Aim of the exercise: Copy out the lines of the Records word for word, from the very beginning through the line containing "7, 593, 32]", and include that line.

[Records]

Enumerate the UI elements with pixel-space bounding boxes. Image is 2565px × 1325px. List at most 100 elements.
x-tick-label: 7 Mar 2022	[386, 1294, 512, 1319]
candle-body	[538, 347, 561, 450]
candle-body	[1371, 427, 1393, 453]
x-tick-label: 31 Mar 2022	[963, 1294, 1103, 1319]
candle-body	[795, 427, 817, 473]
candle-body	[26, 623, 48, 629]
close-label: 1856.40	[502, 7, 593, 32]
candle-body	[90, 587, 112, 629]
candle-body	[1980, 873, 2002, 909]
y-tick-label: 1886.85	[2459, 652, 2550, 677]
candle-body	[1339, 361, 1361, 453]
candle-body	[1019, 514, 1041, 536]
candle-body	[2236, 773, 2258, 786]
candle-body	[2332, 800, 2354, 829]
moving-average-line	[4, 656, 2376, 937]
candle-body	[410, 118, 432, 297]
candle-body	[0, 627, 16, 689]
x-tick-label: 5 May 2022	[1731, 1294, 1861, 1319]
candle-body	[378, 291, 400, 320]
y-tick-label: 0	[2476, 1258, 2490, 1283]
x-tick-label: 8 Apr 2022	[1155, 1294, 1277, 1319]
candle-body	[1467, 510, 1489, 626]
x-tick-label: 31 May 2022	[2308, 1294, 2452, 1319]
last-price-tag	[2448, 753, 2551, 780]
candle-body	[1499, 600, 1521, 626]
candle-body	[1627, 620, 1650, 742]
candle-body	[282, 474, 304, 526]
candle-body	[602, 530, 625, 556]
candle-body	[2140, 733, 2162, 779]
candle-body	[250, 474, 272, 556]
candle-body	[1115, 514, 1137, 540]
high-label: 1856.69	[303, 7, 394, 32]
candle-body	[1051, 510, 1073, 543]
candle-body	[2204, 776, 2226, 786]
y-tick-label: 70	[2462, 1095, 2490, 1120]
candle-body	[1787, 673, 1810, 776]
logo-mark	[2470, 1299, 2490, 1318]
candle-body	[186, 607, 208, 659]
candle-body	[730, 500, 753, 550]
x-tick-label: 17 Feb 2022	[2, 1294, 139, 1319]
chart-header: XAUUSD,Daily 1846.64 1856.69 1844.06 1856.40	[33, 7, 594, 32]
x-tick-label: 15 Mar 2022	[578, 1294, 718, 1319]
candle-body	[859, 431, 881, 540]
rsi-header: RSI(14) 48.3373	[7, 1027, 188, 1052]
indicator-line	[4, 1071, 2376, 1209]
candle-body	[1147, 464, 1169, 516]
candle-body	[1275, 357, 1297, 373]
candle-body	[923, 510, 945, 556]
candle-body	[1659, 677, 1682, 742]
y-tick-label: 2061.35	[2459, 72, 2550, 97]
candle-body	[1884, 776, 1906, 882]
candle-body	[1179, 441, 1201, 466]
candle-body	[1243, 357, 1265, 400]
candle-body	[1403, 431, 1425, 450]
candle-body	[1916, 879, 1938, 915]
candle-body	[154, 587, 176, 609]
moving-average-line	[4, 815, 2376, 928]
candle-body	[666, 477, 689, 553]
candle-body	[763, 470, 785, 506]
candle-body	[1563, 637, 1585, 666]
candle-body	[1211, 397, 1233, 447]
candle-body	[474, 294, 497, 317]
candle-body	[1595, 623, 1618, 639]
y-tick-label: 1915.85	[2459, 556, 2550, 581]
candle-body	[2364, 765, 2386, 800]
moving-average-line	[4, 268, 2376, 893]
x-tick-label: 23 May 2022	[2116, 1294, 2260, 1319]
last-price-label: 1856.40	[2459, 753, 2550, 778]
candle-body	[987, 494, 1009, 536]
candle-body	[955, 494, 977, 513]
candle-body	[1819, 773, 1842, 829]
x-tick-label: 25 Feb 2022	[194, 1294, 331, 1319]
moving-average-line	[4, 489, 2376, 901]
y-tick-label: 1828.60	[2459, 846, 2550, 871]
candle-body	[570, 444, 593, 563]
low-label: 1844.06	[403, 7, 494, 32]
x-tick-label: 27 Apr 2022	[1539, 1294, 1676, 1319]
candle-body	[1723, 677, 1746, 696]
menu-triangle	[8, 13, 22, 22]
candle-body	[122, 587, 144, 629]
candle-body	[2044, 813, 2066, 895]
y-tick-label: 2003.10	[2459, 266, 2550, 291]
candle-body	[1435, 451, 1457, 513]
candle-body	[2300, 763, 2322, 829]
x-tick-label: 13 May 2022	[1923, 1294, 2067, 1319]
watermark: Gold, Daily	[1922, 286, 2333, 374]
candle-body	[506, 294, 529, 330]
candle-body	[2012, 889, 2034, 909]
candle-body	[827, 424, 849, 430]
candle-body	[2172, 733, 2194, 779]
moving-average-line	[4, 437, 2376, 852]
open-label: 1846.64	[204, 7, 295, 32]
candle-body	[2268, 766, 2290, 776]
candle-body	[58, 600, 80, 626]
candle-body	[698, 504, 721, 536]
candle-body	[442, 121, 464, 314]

The result:
Enumerate the UI elements with pixel-space bounding boxes. Image is 2565px × 1325px. List at most 100 elements.
x-tick-label: 7 Mar 2022	[386, 1294, 512, 1319]
candle-body	[538, 347, 561, 450]
candle-body	[1371, 427, 1393, 453]
x-tick-label: 31 Mar 2022	[963, 1294, 1103, 1319]
candle-body	[795, 427, 817, 473]
candle-body	[26, 623, 48, 629]
close-label: 1856.40	[502, 7, 593, 32]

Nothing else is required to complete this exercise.